[Source document]
-=-=-
This is the full guide I wish I’d had on my first trip. Over the years I’ve eaten lablabi from a steamed-up hole in the wall in Tunis at 8am, burned my fingers on fresh brik in a Sousse souk, worked out the hard way which “salad” hides tuna, and learned to say sans piquant with feeling. Below you’ll find more than thirty dishes, sweets and drinks worth ordering, what each one actually is, roughly what it costs in dinars and pounds, and — the bit every other guide skips — exactly where on a package holiday you’ll find it. I’ve kept the prices honest and the hype to a minimum.
Tunisian food at a glance
| The essentials | What to know |
|---|---|
| National dish | Couscous — steamed semolina with meat or fish, vegetables and harissa (UNESCO-listed, 2020) |
| Signature flavour | Harissa, a fiery sun-dried chilli paste (UNESCO-listed in its own right, 2022) |
| Five things on every table | Tuna, eggs, olives, potato and harissa — they turn up in salads, pastries and sandwiches alike |
| Spice level | The hottest cooking in the Maghreb; say “sans piquant” (without chilli) if you’re sensitive |
| Typical street snack | 1–3 TND (roughly 25p–80p) |
| Sit-down main in a local restaurant | Around 10–25 TND (£2.50–£6.50) |
| Halal? | Yes, by default — meat in mainstream restaurants and hotels is halal |
| Drink to try | Mint tea with toasted pine nuts; and yes, alcohol is legal and available |
A quick note on prices throughout this guide: at the time of writing (June 2026) £1 buys roughly 3.9 Tunisian dinars. The dinar is a “closed” currency — you can’t get hold of it before you travel and you can’t legally take it out — so every figure here is in dinars first with an approximate pound conversion after. Tunisia has had a few years of stiff inflation, so treat all prices as a guide rather than gospel, and expect tourist-medina and resort prices to run several times higher than a neighbourhood café.

What makes Tunisian food different?
Tunisian cooking is a layer cake of everyone who’s ever passed through. The base is Berber (Amazigh) — couscous, hand-rolled semolina, clay-oven bread and slow one-pot stews. On top of that you get Arab spicing, Ottoman-Turkish pastries and coffee, Andalusian fruit-and-nut influences brought by refugees after 1492, a heavy dose of Italian (especially Sicilian) tomato-and-pasta cooking just across the water, and the French colonial legacy you taste in every baguette and street-corner espresso.
What ties it all together is heat. Tunisia is comfortably the spiciest of the three Maghreb cuisines — where a Moroccan tagine might be sweet with cinnamon and dried fruit, the Tunisian equivalent is sharp with chilli, tomato and garlic. Harissa is the engine room of the whole kitchen, and it’s on virtually every table, usually thinned with olive oil and a sprinkle of cumin as a dip for bread before the meal even starts.
That olive oil matters, too. Tunisia is one of the world’s largest olive-oil producers and the biggest exporter outside the European Union, with ancient groves carpeting the centre of the country. Good local oil — grassy, peppery, generous — is the quiet hero behind most of these dishes. If you do one bit of edible souvenir shopping, make it a tin of Tunisian olive oil and a jar of harissa. For the wider picture of how the country fits together, our complete guide to things to do in Tunisia is a good companion to this one.
-=-=-
[Data records]
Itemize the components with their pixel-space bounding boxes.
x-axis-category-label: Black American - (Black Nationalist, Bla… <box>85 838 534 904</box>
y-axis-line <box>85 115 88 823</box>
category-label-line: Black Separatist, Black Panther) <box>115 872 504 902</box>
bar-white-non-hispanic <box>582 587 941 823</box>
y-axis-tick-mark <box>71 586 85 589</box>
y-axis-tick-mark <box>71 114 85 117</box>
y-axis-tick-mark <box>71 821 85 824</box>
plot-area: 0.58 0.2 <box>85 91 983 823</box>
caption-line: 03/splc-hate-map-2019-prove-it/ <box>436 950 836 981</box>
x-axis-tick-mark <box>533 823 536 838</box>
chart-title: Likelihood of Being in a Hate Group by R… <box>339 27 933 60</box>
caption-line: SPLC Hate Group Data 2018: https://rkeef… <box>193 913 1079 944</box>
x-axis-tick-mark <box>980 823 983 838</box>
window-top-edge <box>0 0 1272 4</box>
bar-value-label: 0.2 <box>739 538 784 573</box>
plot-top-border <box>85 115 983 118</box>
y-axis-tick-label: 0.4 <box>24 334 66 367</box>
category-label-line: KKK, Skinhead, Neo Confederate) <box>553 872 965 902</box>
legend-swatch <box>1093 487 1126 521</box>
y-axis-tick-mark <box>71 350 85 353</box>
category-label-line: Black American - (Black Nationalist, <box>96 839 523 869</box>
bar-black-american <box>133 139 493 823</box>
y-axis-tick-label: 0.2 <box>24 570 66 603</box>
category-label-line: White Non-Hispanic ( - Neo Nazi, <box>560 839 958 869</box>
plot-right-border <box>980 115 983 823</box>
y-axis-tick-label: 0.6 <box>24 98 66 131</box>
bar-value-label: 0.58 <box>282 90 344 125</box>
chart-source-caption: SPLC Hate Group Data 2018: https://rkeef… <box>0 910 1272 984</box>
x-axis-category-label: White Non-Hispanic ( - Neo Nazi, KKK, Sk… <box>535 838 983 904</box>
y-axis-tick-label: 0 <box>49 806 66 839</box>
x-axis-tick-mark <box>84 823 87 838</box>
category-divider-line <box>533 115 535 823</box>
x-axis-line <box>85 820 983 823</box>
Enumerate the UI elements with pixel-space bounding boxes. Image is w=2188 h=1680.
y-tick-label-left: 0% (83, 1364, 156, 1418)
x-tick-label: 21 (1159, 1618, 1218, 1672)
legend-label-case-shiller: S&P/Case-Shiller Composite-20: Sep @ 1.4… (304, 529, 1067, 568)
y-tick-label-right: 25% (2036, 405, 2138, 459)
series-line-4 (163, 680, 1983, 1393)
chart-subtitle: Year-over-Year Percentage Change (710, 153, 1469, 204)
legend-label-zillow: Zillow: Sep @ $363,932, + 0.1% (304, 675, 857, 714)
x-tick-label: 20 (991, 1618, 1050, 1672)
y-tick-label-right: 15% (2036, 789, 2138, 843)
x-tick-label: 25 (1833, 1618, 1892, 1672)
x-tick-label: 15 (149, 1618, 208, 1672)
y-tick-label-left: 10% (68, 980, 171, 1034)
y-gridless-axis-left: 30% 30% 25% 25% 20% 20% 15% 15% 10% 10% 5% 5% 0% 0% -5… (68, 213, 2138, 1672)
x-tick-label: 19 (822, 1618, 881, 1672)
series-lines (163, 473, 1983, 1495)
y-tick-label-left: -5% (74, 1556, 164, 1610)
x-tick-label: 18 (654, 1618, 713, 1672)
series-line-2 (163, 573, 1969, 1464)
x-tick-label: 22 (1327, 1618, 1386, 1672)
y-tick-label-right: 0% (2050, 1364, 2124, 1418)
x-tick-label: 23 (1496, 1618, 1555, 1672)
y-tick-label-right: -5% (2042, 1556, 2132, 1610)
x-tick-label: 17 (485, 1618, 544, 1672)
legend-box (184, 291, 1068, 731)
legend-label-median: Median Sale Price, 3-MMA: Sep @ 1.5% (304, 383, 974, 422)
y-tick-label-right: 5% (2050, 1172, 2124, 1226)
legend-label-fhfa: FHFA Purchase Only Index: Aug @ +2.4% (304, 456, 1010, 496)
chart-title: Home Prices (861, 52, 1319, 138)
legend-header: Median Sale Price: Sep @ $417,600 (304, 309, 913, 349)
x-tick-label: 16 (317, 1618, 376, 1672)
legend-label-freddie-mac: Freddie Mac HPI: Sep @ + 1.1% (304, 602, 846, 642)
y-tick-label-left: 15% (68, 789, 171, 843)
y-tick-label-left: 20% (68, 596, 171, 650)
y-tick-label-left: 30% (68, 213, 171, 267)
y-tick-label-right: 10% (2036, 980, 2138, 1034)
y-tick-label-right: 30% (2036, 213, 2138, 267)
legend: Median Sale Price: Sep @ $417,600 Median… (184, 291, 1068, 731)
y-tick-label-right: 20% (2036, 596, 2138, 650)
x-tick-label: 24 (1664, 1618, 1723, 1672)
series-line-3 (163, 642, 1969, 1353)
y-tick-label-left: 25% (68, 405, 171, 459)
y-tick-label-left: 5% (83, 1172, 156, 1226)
-=-=-
[To do]
1/ Using the guide to Tunisian food, decide whether each statement agrees with it: (a) harissa received its own UNESCO listing in 2022; (b) travelers can buy Tunisian dinars before leaving home; (c) Tunisian cooking is the spiciest of the three Maghreb cuisines. Answer yes or no for each, quoting the deciding words.
2/ Pick up the guide to Tunisian food where it stops and continue it.
The material is not needed here.

[Results in order]
1/
(a) Yes: "Harissa, a fiery sun-dried chilli paste (UNESCO-listed in its own right, 2022)"
(b) No: "you can’t get hold of it before you travel and you can’t legally take it out"
(c) Yes: "Tunisia is comfortably the spiciest of the three Maghreb cuisines"

2/
The national dish: couscous
Couscous (kosksi) is Tunisia’s national dish — and in 2020 it was added to UNESCO’s list of intangible cultural heritage in a rare joint nomination shared with Algeria, Morocco and Mauritania. But Tunisian couscous is its own thing: where neighbours go sweet, Tunisians go red and fiery, steaming the semolina over a bubbling broth of tomato, harissa, chickpeas and whatever protein is to hand.
You’ll meet it in several guises. Inland and at celebrations it’s lamb or chicken; on the coast it’s fish couscous (kosksi bil hout), often a whole grouper or sea bream sitting on a mound of grain, which I’d argue is the single best thing you can order in a Tunisian seafood restaurant. Friday is the traditional couscous day, when families gather over an enormous shared bowl after midday prayers — if you’re self-catering or eating in a local restaurant on a Friday, that’s the day to order it.
On a package holiday, couscous is the one Tunisian classic you’re guaranteed to meet: nearly every all-inclusive runs a “couscous night,” and it’s usually decent. But the version in a family-run restaurant, where the broth has simmered for hours, is a different and better animal. Expect to pay 25–45 TND (£6.50–£11.50) for a generous fish couscous in a mid-range coastal restaurant.
Starters, salads and small plates (the kemia spread)
Tunisians, like Italians and Spaniards, love a table covered in little dishes before the main event — a tradition called kemia, the local answer to mezze or tapas. This is where Tunisian food is at its most addictive, so order broadly and share. Bread arrives free and constant.
Brik — the one you must try first
If you order a single thing in Tunisia, make it brik à l’oeuf: a sheet of wafer-thin malsouka pastry folded around a whole raw egg, tuna, parsley and capers, then fried until crisp and golden while the yolk stays gloriously runny. The challenge — and the fun — is eating it: pick it up, bite a corner, and slurp before the yolk escapes down your wrist. A squeeze of lemon, a smear of harissa, and you’re away. You’ll find brik everywhere from street stalls (1.5–3 TND, under £1) to white-tablecloth restaurants, and it’s a buffet regular too.
Salade mechouia
My desert-island Tunisian dish. Slata mechouia (“grilled salad”) is roasted peppers, tomatoes, onion and garlic, charred until smoky, then chopped or pounded to a rough paste, dressed with olive oil and usually topped with flaked tuna and boiled egg. Scoop it up with bread. It’s smoky, sweet, a little spicy, and utterly more-ish. Every region tweaks it; nobody does it badly.

Slata tounsia (Tunisian salad)
Not a lettuce in sight. Tunisian salad is finely diced raw tomato, cucumber, onion and green pepper, dressed simply, and — you’re spotting a theme — often crowned with tuna, olives and egg. Crisp, fresh and the perfect foil to anything fried or fiery.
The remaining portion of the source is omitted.